Dataset records
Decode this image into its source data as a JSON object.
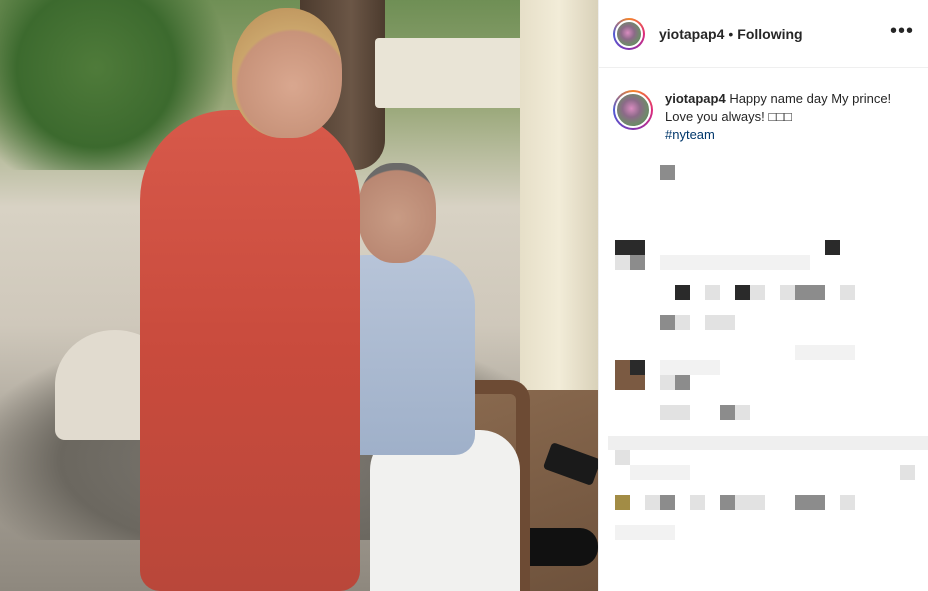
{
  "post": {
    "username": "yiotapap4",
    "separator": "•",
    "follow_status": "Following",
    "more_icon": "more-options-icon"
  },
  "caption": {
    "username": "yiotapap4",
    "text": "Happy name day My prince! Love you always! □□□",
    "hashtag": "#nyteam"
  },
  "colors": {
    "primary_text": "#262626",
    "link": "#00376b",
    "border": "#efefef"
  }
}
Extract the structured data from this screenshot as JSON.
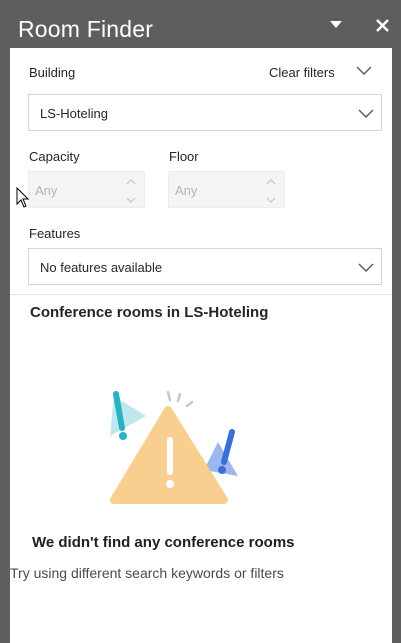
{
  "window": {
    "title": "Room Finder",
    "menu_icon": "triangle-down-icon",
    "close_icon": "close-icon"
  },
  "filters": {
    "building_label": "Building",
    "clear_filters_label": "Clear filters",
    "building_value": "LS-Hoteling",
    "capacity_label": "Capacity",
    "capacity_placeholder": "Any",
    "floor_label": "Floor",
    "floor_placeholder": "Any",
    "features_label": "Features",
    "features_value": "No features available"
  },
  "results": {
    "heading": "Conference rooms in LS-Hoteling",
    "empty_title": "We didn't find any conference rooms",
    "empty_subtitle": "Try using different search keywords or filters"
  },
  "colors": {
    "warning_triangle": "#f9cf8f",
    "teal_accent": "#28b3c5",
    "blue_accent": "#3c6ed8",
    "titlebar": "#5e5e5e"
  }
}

- _EXERCISE INSTRUCTIONS_
Check each line above for the string "JSON" and show the ones that have it.

- _WRITTEN ANSWER_
Decode this image into its source data as a JSON object.
Extract the structured data from this screenshot as JSON.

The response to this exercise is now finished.